OPDRACHT: Zet alsjeblieft alle regels van de items hieronder om in een Markdown-tabel met de kolommen Nr (het rijnummer) en Regel. Laat lege regels weg.
####################
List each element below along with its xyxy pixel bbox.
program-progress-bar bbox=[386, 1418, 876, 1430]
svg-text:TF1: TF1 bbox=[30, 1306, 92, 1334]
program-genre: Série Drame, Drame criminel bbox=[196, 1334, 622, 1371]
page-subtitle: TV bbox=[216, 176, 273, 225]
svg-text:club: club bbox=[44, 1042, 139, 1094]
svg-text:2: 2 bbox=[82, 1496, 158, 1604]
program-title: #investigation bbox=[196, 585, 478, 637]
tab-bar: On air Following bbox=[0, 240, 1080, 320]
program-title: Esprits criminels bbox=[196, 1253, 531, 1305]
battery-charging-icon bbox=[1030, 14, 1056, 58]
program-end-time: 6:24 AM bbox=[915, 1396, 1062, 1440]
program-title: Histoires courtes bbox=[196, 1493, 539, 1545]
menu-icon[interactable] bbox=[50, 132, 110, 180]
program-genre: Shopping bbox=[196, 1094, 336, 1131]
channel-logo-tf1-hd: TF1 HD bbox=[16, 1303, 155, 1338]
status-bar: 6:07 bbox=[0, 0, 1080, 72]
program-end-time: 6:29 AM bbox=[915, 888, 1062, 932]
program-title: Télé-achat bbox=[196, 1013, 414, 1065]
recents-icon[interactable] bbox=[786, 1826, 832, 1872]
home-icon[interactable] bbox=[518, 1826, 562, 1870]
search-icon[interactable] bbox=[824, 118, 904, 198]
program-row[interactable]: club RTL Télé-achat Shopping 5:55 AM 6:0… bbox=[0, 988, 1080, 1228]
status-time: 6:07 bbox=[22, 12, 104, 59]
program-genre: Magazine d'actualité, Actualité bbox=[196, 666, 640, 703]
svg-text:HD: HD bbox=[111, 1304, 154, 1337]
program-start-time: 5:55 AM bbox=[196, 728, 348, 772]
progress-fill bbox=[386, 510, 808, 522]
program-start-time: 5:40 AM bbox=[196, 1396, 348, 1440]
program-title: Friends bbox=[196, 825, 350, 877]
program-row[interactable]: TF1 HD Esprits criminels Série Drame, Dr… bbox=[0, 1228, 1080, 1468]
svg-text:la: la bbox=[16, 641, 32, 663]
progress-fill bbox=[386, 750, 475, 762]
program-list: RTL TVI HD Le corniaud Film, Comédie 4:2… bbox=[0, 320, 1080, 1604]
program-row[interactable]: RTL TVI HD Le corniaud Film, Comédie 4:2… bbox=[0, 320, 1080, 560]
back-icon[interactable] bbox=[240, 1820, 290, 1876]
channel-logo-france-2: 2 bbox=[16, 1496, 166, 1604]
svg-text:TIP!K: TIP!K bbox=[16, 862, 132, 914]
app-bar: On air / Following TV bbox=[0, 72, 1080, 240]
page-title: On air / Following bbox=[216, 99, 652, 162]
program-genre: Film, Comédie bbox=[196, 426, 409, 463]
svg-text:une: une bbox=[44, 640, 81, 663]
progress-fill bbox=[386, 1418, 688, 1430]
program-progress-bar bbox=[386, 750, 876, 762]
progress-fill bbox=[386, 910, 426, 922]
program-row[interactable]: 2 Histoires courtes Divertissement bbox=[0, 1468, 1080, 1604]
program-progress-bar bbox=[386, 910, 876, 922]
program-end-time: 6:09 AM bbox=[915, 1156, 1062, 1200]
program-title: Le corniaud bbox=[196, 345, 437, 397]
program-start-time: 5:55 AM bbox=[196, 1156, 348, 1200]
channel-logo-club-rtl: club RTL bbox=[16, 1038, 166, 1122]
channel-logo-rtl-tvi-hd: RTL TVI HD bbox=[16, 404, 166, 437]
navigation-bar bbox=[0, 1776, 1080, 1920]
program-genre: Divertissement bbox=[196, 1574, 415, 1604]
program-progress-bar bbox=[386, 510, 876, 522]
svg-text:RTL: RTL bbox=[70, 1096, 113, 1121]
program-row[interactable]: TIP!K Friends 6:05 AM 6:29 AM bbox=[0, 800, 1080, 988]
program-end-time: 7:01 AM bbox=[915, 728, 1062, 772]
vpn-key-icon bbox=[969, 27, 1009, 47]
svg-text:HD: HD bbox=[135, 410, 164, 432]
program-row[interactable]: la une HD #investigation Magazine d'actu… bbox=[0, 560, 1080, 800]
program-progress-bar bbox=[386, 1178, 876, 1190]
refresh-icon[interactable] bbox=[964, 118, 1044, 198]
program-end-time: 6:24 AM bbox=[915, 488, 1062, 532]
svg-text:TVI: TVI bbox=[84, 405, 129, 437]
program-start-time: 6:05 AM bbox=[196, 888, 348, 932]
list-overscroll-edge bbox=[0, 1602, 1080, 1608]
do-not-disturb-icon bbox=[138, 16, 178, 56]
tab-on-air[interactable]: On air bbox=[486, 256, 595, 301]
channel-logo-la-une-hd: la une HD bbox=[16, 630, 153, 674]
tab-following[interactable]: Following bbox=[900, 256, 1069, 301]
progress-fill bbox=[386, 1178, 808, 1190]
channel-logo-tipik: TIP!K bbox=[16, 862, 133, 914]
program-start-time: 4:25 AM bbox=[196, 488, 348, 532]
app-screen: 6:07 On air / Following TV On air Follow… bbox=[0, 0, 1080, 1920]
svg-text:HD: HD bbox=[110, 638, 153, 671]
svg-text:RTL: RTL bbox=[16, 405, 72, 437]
####################
UITWERKING:
| Nr | Regel |
|---|---|
| 1 | List each element below along with its xyxy pixel bbox. |
| 2 | program-progress-bar bbox=[386, 1418, 876, 1430] |
| 3 | svg-text:TF1: TF1 bbox=[30, 1306, 92, 1334] |
| 4 | program-genre: Série Drame, Drame criminel bbox=[196, 1334, 622, 1371] |
| 5 | page-subtitle: TV bbox=[216, 176, 273, 225] |
| 6 | svg-text:club: club bbox=[44, 1042, 139, 1094] |
| 7 | svg-text:2: 2 bbox=[82, 1496, 158, 1604] |
| 8 | program-title: #investigation bbox=[196, 585, 478, 637] |
| 9 | tab-bar: On air Following bbox=[0, 240, 1080, 320] |
| 10 | program-title: Esprits criminels bbox=[196, 1253, 531, 1305] |
| 11 | battery-charging-icon bbox=[1030, 14, 1056, 58] |
| 12 | program-end-time: 6:24 AM bbox=[915, 1396, 1062, 1440] |
| 13 | program-title: Histoires courtes bbox=[196, 1493, 539, 1545] |
| 14 | menu-icon[interactable] bbox=[50, 132, 110, 180] |
| 15 | program-genre: Shopping bbox=[196, 1094, 336, 1131] |
| 16 | channel-logo-tf1-hd: TF1 HD bbox=[16, 1303, 155, 1338] |
| 17 | status-bar: 6:07 bbox=[0, 0, 1080, 72] |
| 18 | program-end-time: 6:29 AM bbox=[915, 888, 1062, 932] |
| 19 | program-title: Télé-achat bbox=[196, 1013, 414, 1065] |
| 20 | recents-icon[interactable] bbox=[786, 1826, 832, 1872] |
| 21 | home-icon[interactable] bbox=[518, 1826, 562, 1870] |
| 22 | search-icon[interactable] bbox=[824, 118, 904, 198] |
| 23 | program-row[interactable]: club RTL Télé-achat Shopping 5:55 AM 6:0… bbox=[0, 988, 1080, 1228] |
| 24 | status-time: 6:07 bbox=[22, 12, 104, 59] |
| 25 | program-genre: Magazine d'actualité, Actualité bbox=[196, 666, 640, 703] |
| 26 | svg-text:HD: HD bbox=[111, 1304, 154, 1337] |
| 27 | program-start-time: 5:55 AM bbox=[196, 728, 348, 772] |
| 28 | progress-fill bbox=[386, 510, 808, 522] |
| 29 | program-start-time: 5:40 AM bbox=[196, 1396, 348, 1440] |
| 30 | program-title: Friends bbox=[196, 825, 350, 877] |
| 31 | program-row[interactable]: TF1 HD Esprits criminels Série Drame, Dr… bbox=[0, 1228, 1080, 1468] |
| 32 | svg-text:la: la bbox=[16, 641, 32, 663] |
| 33 | progress-fill bbox=[386, 750, 475, 762] |
| 34 | program-list: RTL TVI HD Le corniaud Film, Comédie 4:2… bbox=[0, 320, 1080, 1604] |
| 35 | program-row[interactable]: RTL TVI HD Le corniaud Film, Comédie 4:2… bbox=[0, 320, 1080, 560] |
| 36 | back-icon[interactable] bbox=[240, 1820, 290, 1876] |
| 37 | channel-logo-france-2: 2 bbox=[16, 1496, 166, 1604] |
| 38 | svg-text:TIP!K: TIP!K bbox=[16, 862, 132, 914] |
| 39 | app-bar: On air / Following TV bbox=[0, 72, 1080, 240] |
| 40 | page-title: On air / Following bbox=[216, 99, 652, 162] |
| 41 | program-genre: Film, Comédie bbox=[196, 426, 409, 463] |
| 42 | svg-text:une: une bbox=[44, 640, 81, 663] |
| 43 | progress-fill bbox=[386, 1418, 688, 1430] |
| 44 | program-progress-bar bbox=[386, 750, 876, 762] |
| 45 | progress-fill bbox=[386, 910, 426, 922] |
| 46 | program-row[interactable]: 2 Histoires courtes Divertissement bbox=[0, 1468, 1080, 1604] |
| 47 | program-progress-bar bbox=[386, 910, 876, 922] |
| 48 | program-end-time: 6:09 AM bbox=[915, 1156, 1062, 1200] |
| 49 | program-title: Le corniaud bbox=[196, 345, 437, 397] |
| 50 | program-start-time: 5:55 AM bbox=[196, 1156, 348, 1200] |
| 51 | channel-logo-club-rtl: club RTL bbox=[16, 1038, 166, 1122] |
| 52 | channel-logo-rtl-tvi-hd: RTL TVI HD bbox=[16, 404, 166, 437] |
| 53 | navigation-bar bbox=[0, 1776, 1080, 1920] |
| 54 | program-genre: Divertissement bbox=[196, 1574, 415, 1604] |
| 55 | program-progress-bar bbox=[386, 510, 876, 522] |
| 56 | svg-text:RTL: RTL bbox=[70, 1096, 113, 1121] |
| 57 | program-row[interactable]: TIP!K Friends 6:05 AM 6:29 AM bbox=[0, 800, 1080, 988] |
| 58 | program-end-time: 7:01 AM bbox=[915, 728, 1062, 772] |
| 59 | vpn-key-icon bbox=[969, 27, 1009, 47] |
| 60 | svg-text:HD: HD bbox=[135, 410, 164, 432] |
| 61 | program-row[interactable]: la une HD #investigation Magazine d'actu… bbox=[0, 560, 1080, 800] |
| 62 | program-progress-bar bbox=[386, 1178, 876, 1190] |
| 63 | refresh-icon[interactable] bbox=[964, 118, 1044, 198] |
| 64 | program-end-time: 6:24 AM bbox=[915, 488, 1062, 532] |
| 65 | svg-text:TVI: TVI bbox=[84, 405, 129, 437] |
| 66 | program-start-time: 6:05 AM bbox=[196, 888, 348, 932] |
| 67 | list-overscroll-edge bbox=[0, 1602, 1080, 1608] |
| 68 | do-not-disturb-icon bbox=[138, 16, 178, 56] |
| 69 | tab-on-air[interactable]: On air bbox=[486, 256, 595, 301] |
| 70 | channel-logo-la-une-hd: la une HD bbox=[16, 630, 153, 674] |
| 71 | tab-following[interactable]: Following bbox=[900, 256, 1069, 301] |
| 72 | progress-fill bbox=[386, 1178, 808, 1190] |
| 73 | channel-logo-tipik: TIP!K bbox=[16, 862, 133, 914] |
| 74 | program-start-time: 4:25 AM bbox=[196, 488, 348, 532] |
| 75 | app-screen: 6:07 On air / Following TV On air Follow… bbox=[0, 0, 1080, 1920] |
| 76 | svg-text:HD: HD bbox=[110, 638, 153, 671] |
| 77 | svg-text:RTL: RTL bbox=[16, 405, 72, 437] |